### TASK STATEMENT
Omit the pictures from the entries below and retype everything else exactly.

### EXCERPTED RECORDS
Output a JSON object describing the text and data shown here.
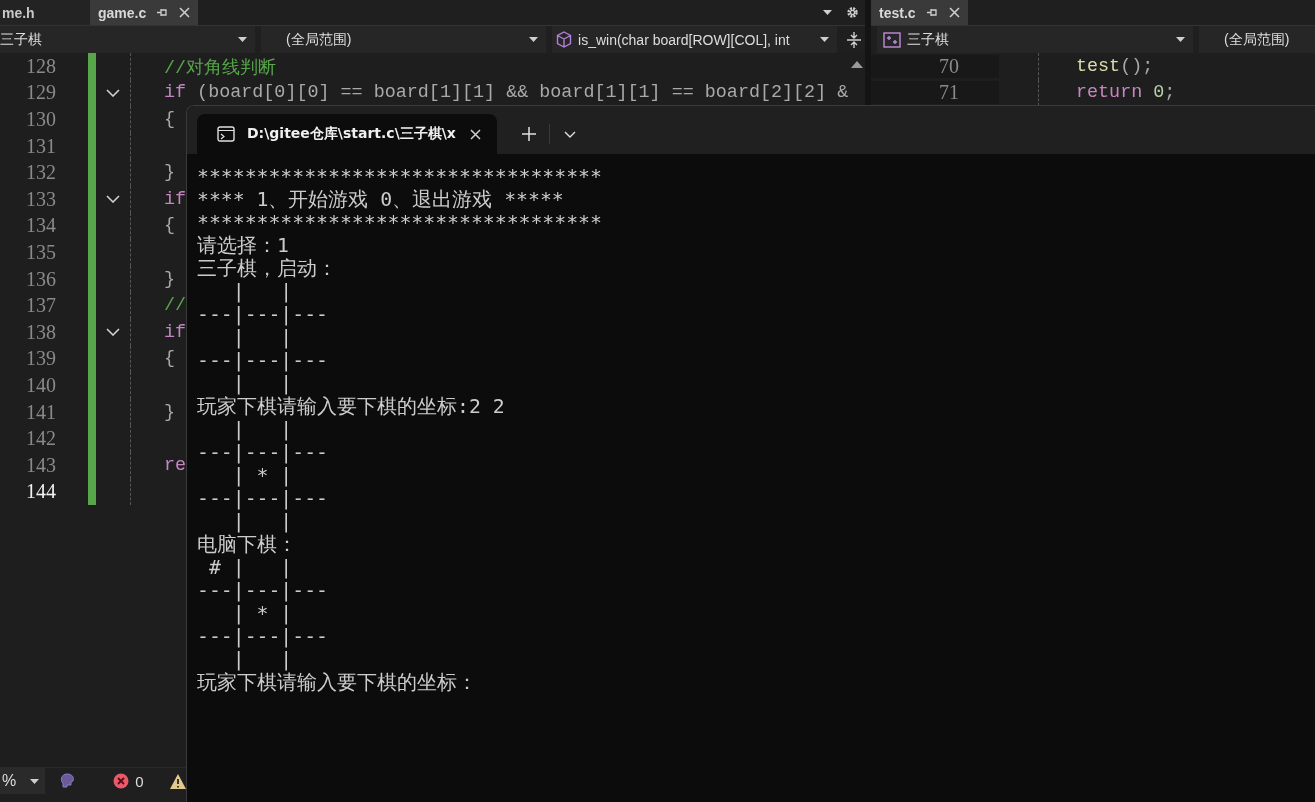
{
  "left_editor": {
    "tabs": [
      {
        "label": "me.h",
        "selected": false
      },
      {
        "label": "game.c",
        "selected": true
      }
    ],
    "nav": {
      "project": "三子棋",
      "scope": "(全局范围)",
      "member": "is_win(char board[ROW][COL], int"
    },
    "lines": [
      {
        "number": "128",
        "changed": true,
        "collapsible": false,
        "current": false,
        "tokens": [
          {
            "kind": "comment",
            "text": "//对角线判断"
          }
        ]
      },
      {
        "number": "129",
        "changed": true,
        "collapsible": true,
        "current": false,
        "tokens": [
          {
            "kind": "keyword",
            "text": "if"
          },
          {
            "kind": "plain",
            "text": " (board[0][0] == board[1][1] && board[1][1] == board[2][2] &"
          }
        ]
      },
      {
        "number": "130",
        "changed": true,
        "collapsible": false,
        "current": false,
        "tokens": [
          {
            "kind": "plain",
            "text": "{"
          }
        ]
      },
      {
        "number": "131",
        "changed": true,
        "collapsible": false,
        "current": false
      },
      {
        "number": "132",
        "changed": true,
        "collapsible": false,
        "current": false,
        "tokens": [
          {
            "kind": "plain",
            "text": "}"
          }
        ]
      },
      {
        "number": "133",
        "changed": true,
        "collapsible": true,
        "current": false,
        "tokens": [
          {
            "kind": "keyword",
            "text": "if"
          }
        ]
      },
      {
        "number": "134",
        "changed": true,
        "collapsible": false,
        "current": false,
        "tokens": [
          {
            "kind": "plain",
            "text": "{"
          }
        ]
      },
      {
        "number": "135",
        "changed": true,
        "collapsible": false,
        "current": false
      },
      {
        "number": "136",
        "changed": true,
        "collapsible": false,
        "current": false,
        "tokens": [
          {
            "kind": "plain",
            "text": "}"
          }
        ]
      },
      {
        "number": "137",
        "changed": true,
        "collapsible": false,
        "current": false,
        "tokens": [
          {
            "kind": "comment",
            "text": "//"
          }
        ]
      },
      {
        "number": "138",
        "changed": true,
        "collapsible": true,
        "current": false,
        "tokens": [
          {
            "kind": "keyword",
            "text": "if"
          }
        ]
      },
      {
        "number": "139",
        "changed": true,
        "collapsible": false,
        "current": false,
        "tokens": [
          {
            "kind": "plain",
            "text": "{"
          }
        ]
      },
      {
        "number": "140",
        "changed": true,
        "collapsible": false,
        "current": false
      },
      {
        "number": "141",
        "changed": true,
        "collapsible": false,
        "current": false,
        "tokens": [
          {
            "kind": "plain",
            "text": "}"
          }
        ]
      },
      {
        "number": "142",
        "changed": true,
        "collapsible": false,
        "current": false
      },
      {
        "number": "143",
        "changed": true,
        "collapsible": false,
        "current": false,
        "tokens": [
          {
            "kind": "keyword",
            "text": "re"
          }
        ]
      },
      {
        "number": "144",
        "changed": true,
        "collapsible": false,
        "current": true
      }
    ]
  },
  "right_editor": {
    "tabs": [
      {
        "label": "test.c",
        "selected": true
      }
    ],
    "nav": {
      "project": "三子棋",
      "scope": "(全局范围)"
    },
    "lines": [
      {
        "number": "70",
        "changed": false,
        "collapsible": false,
        "current": false,
        "tokens": [
          {
            "kind": "function",
            "text": "test"
          },
          {
            "kind": "plain",
            "text": "();"
          }
        ]
      },
      {
        "number": "71",
        "changed": false,
        "collapsible": false,
        "current": false,
        "tokens": [
          {
            "kind": "keyword",
            "text": "return "
          },
          {
            "kind": "number",
            "text": "0"
          },
          {
            "kind": "plain",
            "text": ";"
          }
        ]
      }
    ]
  },
  "status_bar": {
    "zoom": "%",
    "errors": "0"
  },
  "terminal": {
    "tab_title": "D:\\gitee仓库\\start.c\\三子棋\\x",
    "output_lines": [
      "**********************************",
      "**** 1、开始游戏 0、退出游戏 *****",
      "**********************************",
      "请选择：1",
      "三子棋，启动：",
      "   |   |",
      "---|---|---",
      "   |   |",
      "---|---|---",
      "   |   |",
      "玩家下棋请输入要下棋的坐标:2 2",
      "   |   |",
      "---|---|---",
      "   | * |",
      "---|---|---",
      "   |   |",
      "电脑下棋：",
      " # |   |",
      "---|---|---",
      "   | * |",
      "---|---|---",
      "   |   |",
      "玩家下棋请输入要下棋的坐标："
    ]
  }
}
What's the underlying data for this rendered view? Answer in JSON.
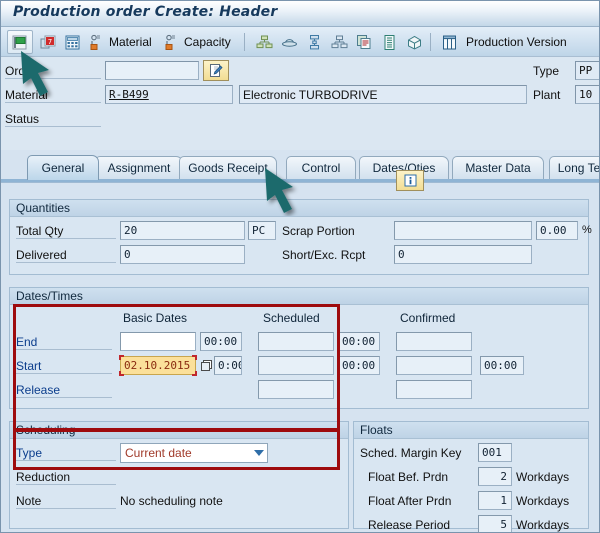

### COMPLETE ANSWER
Output a JSON object describing the text and data shown here.
{
  "left_editor": {
    "tabs": [
      {
        "label": "me.h",
        "selected": false
      },
      {
        "label": "game.c",
        "selected": true
      }
    ],
    "nav": {
      "project": "三子棋",
      "scope": "(全局范围)",
      "member": "is_win(char board[ROW][COL], int"
    },
    "lines": [
      {
        "number": "128",
        "changed": true,
        "collapsible": false,
        "current": false,
        "tokens": [
          {
            "kind": "comment",
            "text": "//对角线判断"
          }
        ]
      },
      {
        "number": "129",
        "changed": true,
        "collapsible": true,
        "current": false,
        "tokens": [
          {
            "kind": "keyword",
            "text": "if"
          },
          {
            "kind": "plain",
            "text": " (board[0][0] == board[1][1] && board[1][1] == board[2][2] &"
          }
        ]
      },
      {
        "number": "130",
        "changed": true,
        "collapsible": false,
        "current": false,
        "tokens": [
          {
            "kind": "plain",
            "text": "{"
          }
        ]
      },
      {
        "number": "131",
        "changed": true,
        "collapsible": false,
        "current": false
      },
      {
        "number": "132",
        "changed": true,
        "collapsible": false,
        "current": false,
        "tokens": [
          {
            "kind": "plain",
            "text": "}"
          }
        ]
      },
      {
        "number": "133",
        "changed": true,
        "collapsible": true,
        "current": false,
        "tokens": [
          {
            "kind": "keyword",
            "text": "if"
          }
        ]
      },
      {
        "number": "134",
        "changed": true,
        "collapsible": false,
        "current": false,
        "tokens": [
          {
            "kind": "plain",
            "text": "{"
          }
        ]
      },
      {
        "number": "135",
        "changed": true,
        "collapsible": false,
        "current": false
      },
      {
        "number": "136",
        "changed": true,
        "collapsible": false,
        "current": false,
        "tokens": [
          {
            "kind": "plain",
            "text": "}"
          }
        ]
      },
      {
        "number": "137",
        "changed": true,
        "collapsible": false,
        "current": false,
        "tokens": [
          {
            "kind": "comment",
            "text": "//"
          }
        ]
      },
      {
        "number": "138",
        "changed": true,
        "collapsible": true,
        "current": false,
        "tokens": [
          {
            "kind": "keyword",
            "text": "if"
          }
        ]
      },
      {
        "number": "139",
        "changed": true,
        "collapsible": false,
        "current": false,
        "tokens": [
          {
            "kind": "plain",
            "text": "{"
          }
        ]
      },
      {
        "number": "140",
        "changed": true,
        "collapsible": false,
        "current": false
      },
      {
        "number": "141",
        "changed": true,
        "collapsible": false,
        "current": false,
        "tokens": [
          {
            "kind": "plain",
            "text": "}"
          }
        ]
      },
      {
        "number": "142",
        "changed": true,
        "collapsible": false,
        "current": false
      },
      {
        "number": "143",
        "changed": true,
        "collapsible": false,
        "current": false,
        "tokens": [
          {
            "kind": "keyword",
            "text": "re"
          }
        ]
      },
      {
        "number": "144",
        "changed": true,
        "collapsible": false,
        "current": true
      }
    ]
  },
  "right_editor": {
    "tabs": [
      {
        "label": "test.c",
        "selected": true
      }
    ],
    "nav": {
      "project": "三子棋",
      "scope": "(全局范围)"
    },
    "lines": [
      {
        "number": "70",
        "changed": false,
        "collapsible": false,
        "current": false,
        "tokens": [
          {
            "kind": "function",
            "text": "test"
          },
          {
            "kind": "plain",
            "text": "();"
          }
        ]
      },
      {
        "number": "71",
        "changed": false,
        "collapsible": false,
        "current": false,
        "tokens": [
          {
            "kind": "keyword",
            "text": "return "
          },
          {
            "kind": "number",
            "text": "0"
          },
          {
            "kind": "plain",
            "text": ";"
          }
        ]
      }
    ]
  },
  "status_bar": {
    "zoom": "%",
    "errors": "0"
  },
  "terminal": {
    "tab_title": "D:\\gitee仓库\\start.c\\三子棋\\x",
    "output_lines": [
      "**********************************",
      "**** 1、开始游戏 0、退出游戏 *****",
      "**********************************",
      "请选择：1",
      "三子棋，启动：",
      "   |   |",
      "---|---|---",
      "   |   |",
      "---|---|---",
      "   |   |",
      "玩家下棋请输入要下棋的坐标:2 2",
      "   |   |",
      "---|---|---",
      "   | * |",
      "---|---|---",
      "   |   |",
      "电脑下棋：",
      " # |   |",
      "---|---|---",
      "   | * |",
      "---|---|---",
      "   |   |",
      "玩家下棋请输入要下棋的坐标："
    ]
  }
}
What's the underlying data for this rendered view? Answer in JSON.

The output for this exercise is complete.